YOUR TASK:
Copy each line exactly. Drop every picture.

DATA SHOWN:
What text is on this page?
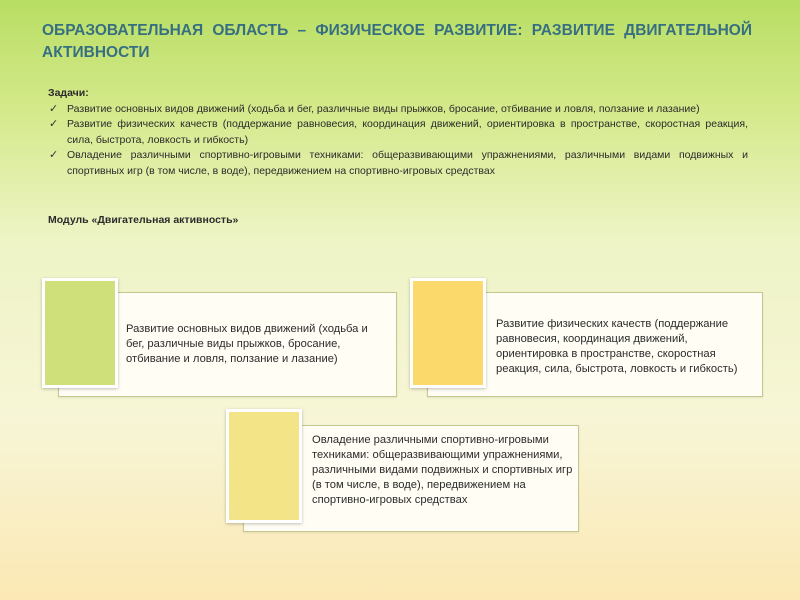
ОБРАЗОВАТЕЛЬНАЯ ОБЛАСТЬ – ФИЗИЧЕСКОЕ РАЗВИТИЕ: РАЗВИТИЕ ДВИГАТЕЛЬНОЙ
АКТИВНОСТИ

Задачи:

✓ Развитие основных видов движений (ходьба и бег, различные виды прыжков, бросание, отбивание и ловля, ползание и лазание)
✓ Развитие физических качеств (поддержание равновесия, координация движений, ориентировка в пространстве, скоростная реакция, сила, быстрота, ловкость и гибкость)
✓ Овладение различными спортивно-игровыми техниками: общеразвивающими упражнениями, различными видами подвижных и спортивных игр (в том числе, в воде), передвижением на спортивно-игровых средствах

Модуль «Двигательная активность»

Развитие основных видов движений (ходьба и бег, различные виды прыжков, бросание, отбивание и ловля, ползание и лазание)
Развитие физических качеств (поддержание равновесия, координация движений, ориентировка в пространстве, скоростная реакция, сила, быстрота, ловкость и гибкость)
Овладение различными спортивно-игровыми техниками: общеразвивающими упражнениями, различными видами подвижных и спортивных игр (в том числе, в воде), передвижением на спортивно-игровых средствах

RESPONSE:
What text is on this page?
ОБРАЗОВАТЕЛЬНАЯ ОБЛАСТЬ – ФИЗИЧЕСКОЕ РАЗВИТИЕ: РАЗВИТИЕ ДВИГАТЕЛЬНОЙ
АКТИВНОСТИ

Задачи:

✓ Развитие основных видов движений (ходьба и бег, различные виды прыжков, бросание, отбивание и ловля, ползание и лазание)
✓ Развитие физических качеств (поддержание равновесия, координация движений, ориентировка в пространстве, скоростная реакция, сила, быстрота, ловкость и гибкость)
✓ Овладение различными спортивно-игровыми техниками: общеразвивающими упражнениями, различными видами подвижных и спортивных игр (в том числе, в воде), передвижением на спортивно-игровых средствах

Модуль «Двигательная активность»

Развитие основных видов движений (ходьба и бег, различные виды прыжков, бросание, отбивание и ловля, ползание и лазание)
Развитие физических качеств (поддержание равновесия, координация движений, ориентировка в пространстве, скоростная реакция, сила, быстрота, ловкость и гибкость)
Овладение различными спортивно-игровыми техниками: общеразвивающими упражнениями, различными видами подвижных и спортивных игр (в том числе, в воде), передвижением на спортивно-игровых средствах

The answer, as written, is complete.